[Aim of the task]:
An exact copy of the records is required, minus the pictures they hold.

[Information provided]:
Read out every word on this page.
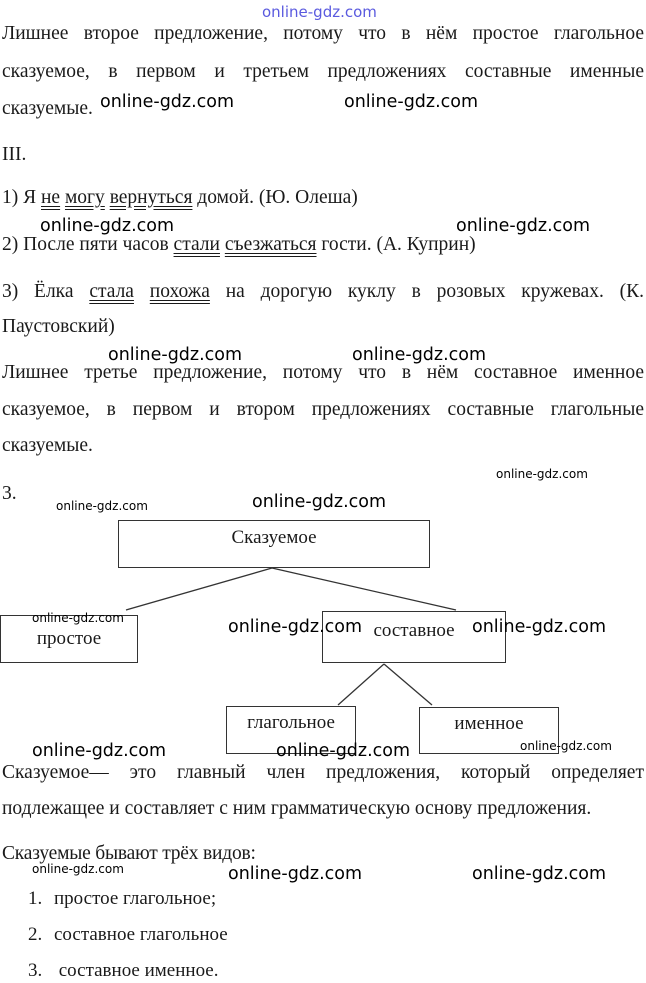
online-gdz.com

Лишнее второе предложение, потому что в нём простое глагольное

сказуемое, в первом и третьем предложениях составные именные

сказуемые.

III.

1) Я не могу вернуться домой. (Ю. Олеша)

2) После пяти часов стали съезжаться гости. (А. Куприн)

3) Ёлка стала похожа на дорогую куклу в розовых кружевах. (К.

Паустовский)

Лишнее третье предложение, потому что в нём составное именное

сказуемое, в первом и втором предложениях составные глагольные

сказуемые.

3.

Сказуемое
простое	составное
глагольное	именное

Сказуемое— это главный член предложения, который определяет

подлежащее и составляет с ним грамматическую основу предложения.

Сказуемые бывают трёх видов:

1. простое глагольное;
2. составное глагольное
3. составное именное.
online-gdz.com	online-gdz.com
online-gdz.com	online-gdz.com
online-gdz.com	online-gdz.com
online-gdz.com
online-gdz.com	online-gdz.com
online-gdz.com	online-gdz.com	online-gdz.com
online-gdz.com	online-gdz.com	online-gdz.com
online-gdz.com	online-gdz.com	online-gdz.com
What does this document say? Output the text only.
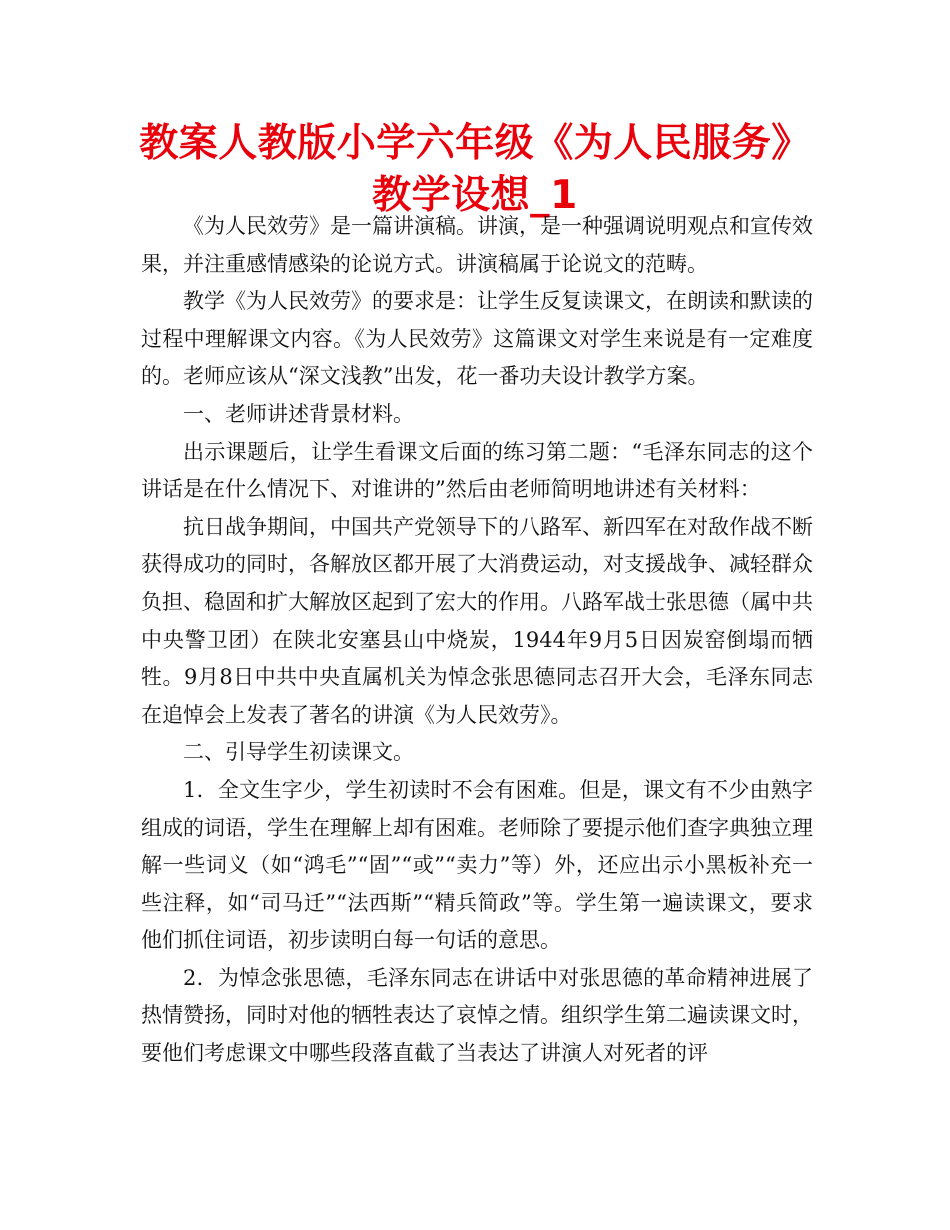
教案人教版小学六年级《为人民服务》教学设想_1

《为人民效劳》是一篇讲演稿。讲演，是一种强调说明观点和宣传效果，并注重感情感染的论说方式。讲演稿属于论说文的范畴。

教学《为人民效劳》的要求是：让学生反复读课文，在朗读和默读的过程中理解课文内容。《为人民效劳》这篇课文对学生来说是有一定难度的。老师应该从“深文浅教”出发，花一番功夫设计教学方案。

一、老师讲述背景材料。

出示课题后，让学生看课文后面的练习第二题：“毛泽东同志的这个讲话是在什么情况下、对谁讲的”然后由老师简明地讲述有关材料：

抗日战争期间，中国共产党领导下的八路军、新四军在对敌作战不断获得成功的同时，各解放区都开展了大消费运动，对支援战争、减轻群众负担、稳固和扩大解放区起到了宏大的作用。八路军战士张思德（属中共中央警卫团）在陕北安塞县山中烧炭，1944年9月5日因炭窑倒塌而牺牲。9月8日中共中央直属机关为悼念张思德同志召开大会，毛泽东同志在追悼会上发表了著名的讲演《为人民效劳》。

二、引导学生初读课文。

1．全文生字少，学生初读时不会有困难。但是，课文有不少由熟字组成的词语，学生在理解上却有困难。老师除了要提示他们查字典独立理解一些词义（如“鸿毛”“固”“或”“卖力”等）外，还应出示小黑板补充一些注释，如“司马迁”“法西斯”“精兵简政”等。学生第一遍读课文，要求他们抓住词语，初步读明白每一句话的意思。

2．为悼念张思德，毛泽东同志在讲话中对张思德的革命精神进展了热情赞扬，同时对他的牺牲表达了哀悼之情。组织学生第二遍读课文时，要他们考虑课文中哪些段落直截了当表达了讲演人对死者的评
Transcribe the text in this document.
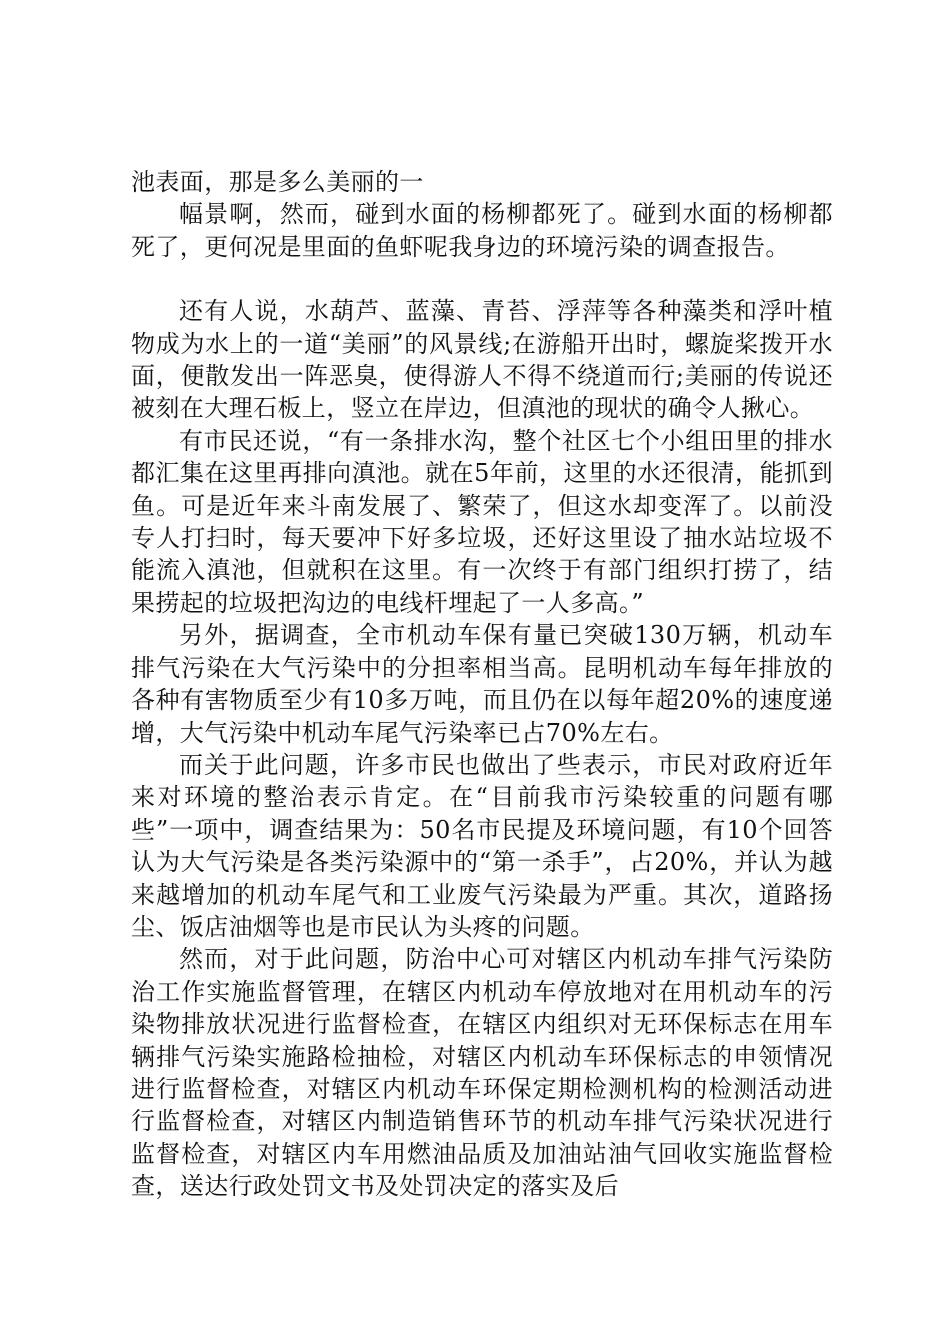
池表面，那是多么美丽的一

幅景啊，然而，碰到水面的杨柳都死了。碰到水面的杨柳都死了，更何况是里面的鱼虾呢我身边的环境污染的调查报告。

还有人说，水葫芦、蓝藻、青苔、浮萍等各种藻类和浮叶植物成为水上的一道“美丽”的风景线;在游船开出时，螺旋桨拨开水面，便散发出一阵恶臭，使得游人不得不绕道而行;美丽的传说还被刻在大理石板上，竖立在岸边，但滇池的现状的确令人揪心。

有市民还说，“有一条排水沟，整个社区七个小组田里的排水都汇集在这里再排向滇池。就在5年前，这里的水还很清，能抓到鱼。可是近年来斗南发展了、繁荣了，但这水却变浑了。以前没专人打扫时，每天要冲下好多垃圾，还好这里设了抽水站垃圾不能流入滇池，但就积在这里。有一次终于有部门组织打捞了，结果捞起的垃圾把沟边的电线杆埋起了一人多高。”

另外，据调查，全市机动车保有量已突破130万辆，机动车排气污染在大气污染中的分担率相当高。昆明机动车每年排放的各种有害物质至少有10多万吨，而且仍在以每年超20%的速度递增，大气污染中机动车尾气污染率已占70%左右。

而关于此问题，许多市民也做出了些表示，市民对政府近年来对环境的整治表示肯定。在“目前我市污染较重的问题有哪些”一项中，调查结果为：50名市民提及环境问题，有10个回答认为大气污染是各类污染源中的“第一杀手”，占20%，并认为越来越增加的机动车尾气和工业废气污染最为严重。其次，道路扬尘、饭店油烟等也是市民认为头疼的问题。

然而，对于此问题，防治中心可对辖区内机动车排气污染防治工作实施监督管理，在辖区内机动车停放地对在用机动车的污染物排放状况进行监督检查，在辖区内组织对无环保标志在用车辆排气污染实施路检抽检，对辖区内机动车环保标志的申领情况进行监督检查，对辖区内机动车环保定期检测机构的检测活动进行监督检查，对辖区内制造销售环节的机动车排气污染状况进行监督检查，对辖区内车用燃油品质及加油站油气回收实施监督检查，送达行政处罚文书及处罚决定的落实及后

[Answer to the task]:
Read out every word on this page.
online-gdz.com

Лишнее второе предложение, потому что в нём простое глагольное

сказуемое, в первом и третьем предложениях составные именные

сказуемые.

III.

1) Я не могу вернуться домой. (Ю. Олеша)

2) После пяти часов стали съезжаться гости. (А. Куприн)

3) Ёлка стала похожа на дорогую куклу в розовых кружевах. (К.

Паустовский)

Лишнее третье предложение, потому что в нём составное именное

сказуемое, в первом и втором предложениях составные глагольные

сказуемые.

3.

Сказуемое
простое	составное
глагольное	именное

Сказуемое— это главный член предложения, который определяет

подлежащее и составляет с ним грамматическую основу предложения.

Сказуемые бывают трёх видов:

1. простое глагольное;
2. составное глагольное
3. составное именное.
online-gdz.com	online-gdz.com
online-gdz.com	online-gdz.com
online-gdz.com	online-gdz.com
online-gdz.com
online-gdz.com	online-gdz.com
online-gdz.com	online-gdz.com	online-gdz.com
online-gdz.com	online-gdz.com	online-gdz.com
online-gdz.com	online-gdz.com	online-gdz.com
What does this document say? Output the text only.
教案人教版小学六年级《为人民服务》教学设想_1

《为人民效劳》是一篇讲演稿。讲演，是一种强调说明观点和宣传效果，并注重感情感染的论说方式。讲演稿属于论说文的范畴。

教学《为人民效劳》的要求是：让学生反复读课文，在朗读和默读的过程中理解课文内容。《为人民效劳》这篇课文对学生来说是有一定难度的。老师应该从“深文浅教”出发，花一番功夫设计教学方案。

一、老师讲述背景材料。

出示课题后，让学生看课文后面的练习第二题：“毛泽东同志的这个讲话是在什么情况下、对谁讲的”然后由老师简明地讲述有关材料：

抗日战争期间，中国共产党领导下的八路军、新四军在对敌作战不断获得成功的同时，各解放区都开展了大消费运动，对支援战争、减轻群众负担、稳固和扩大解放区起到了宏大的作用。八路军战士张思德（属中共中央警卫团）在陕北安塞县山中烧炭，1944年9月5日因炭窑倒塌而牺牲。9月8日中共中央直属机关为悼念张思德同志召开大会，毛泽东同志在追悼会上发表了著名的讲演《为人民效劳》。

二、引导学生初读课文。

1．全文生字少，学生初读时不会有困难。但是，课文有不少由熟字组成的词语，学生在理解上却有困难。老师除了要提示他们查字典独立理解一些词义（如“鸿毛”“固”“或”“卖力”等）外，还应出示小黑板补充一些注释，如“司马迁”“法西斯”“精兵简政”等。学生第一遍读课文，要求他们抓住词语，初步读明白每一句话的意思。

2．为悼念张思德，毛泽东同志在讲话中对张思德的革命精神进展了热情赞扬，同时对他的牺牲表达了哀悼之情。组织学生第二遍读课文时，要他们考虑课文中哪些段落直截了当表达了讲演人对死者的评
Transcribe the text in this document.
池表面，那是多么美丽的一

幅景啊，然而，碰到水面的杨柳都死了。碰到水面的杨柳都死了，更何况是里面的鱼虾呢我身边的环境污染的调查报告。

还有人说，水葫芦、蓝藻、青苔、浮萍等各种藻类和浮叶植物成为水上的一道“美丽”的风景线;在游船开出时，螺旋桨拨开水面，便散发出一阵恶臭，使得游人不得不绕道而行;美丽的传说还被刻在大理石板上，竖立在岸边，但滇池的现状的确令人揪心。

有市民还说，“有一条排水沟，整个社区七个小组田里的排水都汇集在这里再排向滇池。就在5年前，这里的水还很清，能抓到鱼。可是近年来斗南发展了、繁荣了，但这水却变浑了。以前没专人打扫时，每天要冲下好多垃圾，还好这里设了抽水站垃圾不能流入滇池，但就积在这里。有一次终于有部门组织打捞了，结果捞起的垃圾把沟边的电线杆埋起了一人多高。”

另外，据调查，全市机动车保有量已突破130万辆，机动车排气污染在大气污染中的分担率相当高。昆明机动车每年排放的各种有害物质至少有10多万吨，而且仍在以每年超20%的速度递增，大气污染中机动车尾气污染率已占70%左右。

而关于此问题，许多市民也做出了些表示，市民对政府近年来对环境的整治表示肯定。在“目前我市污染较重的问题有哪些”一项中，调查结果为：50名市民提及环境问题，有10个回答认为大气污染是各类污染源中的“第一杀手”，占20%，并认为越来越增加的机动车尾气和工业废气污染最为严重。其次，道路扬尘、饭店油烟等也是市民认为头疼的问题。

然而，对于此问题，防治中心可对辖区内机动车排气污染防治工作实施监督管理，在辖区内机动车停放地对在用机动车的污染物排放状况进行监督检查，在辖区内组织对无环保标志在用车辆排气污染实施路检抽检，对辖区内机动车环保标志的申领情况进行监督检查，对辖区内机动车环保定期检测机构的检测活动进行监督检查，对辖区内制造销售环节的机动车排气污染状况进行监督检查，对辖区内车用燃油品质及加油站油气回收实施监督检查，送达行政处罚文书及处罚决定的落实及后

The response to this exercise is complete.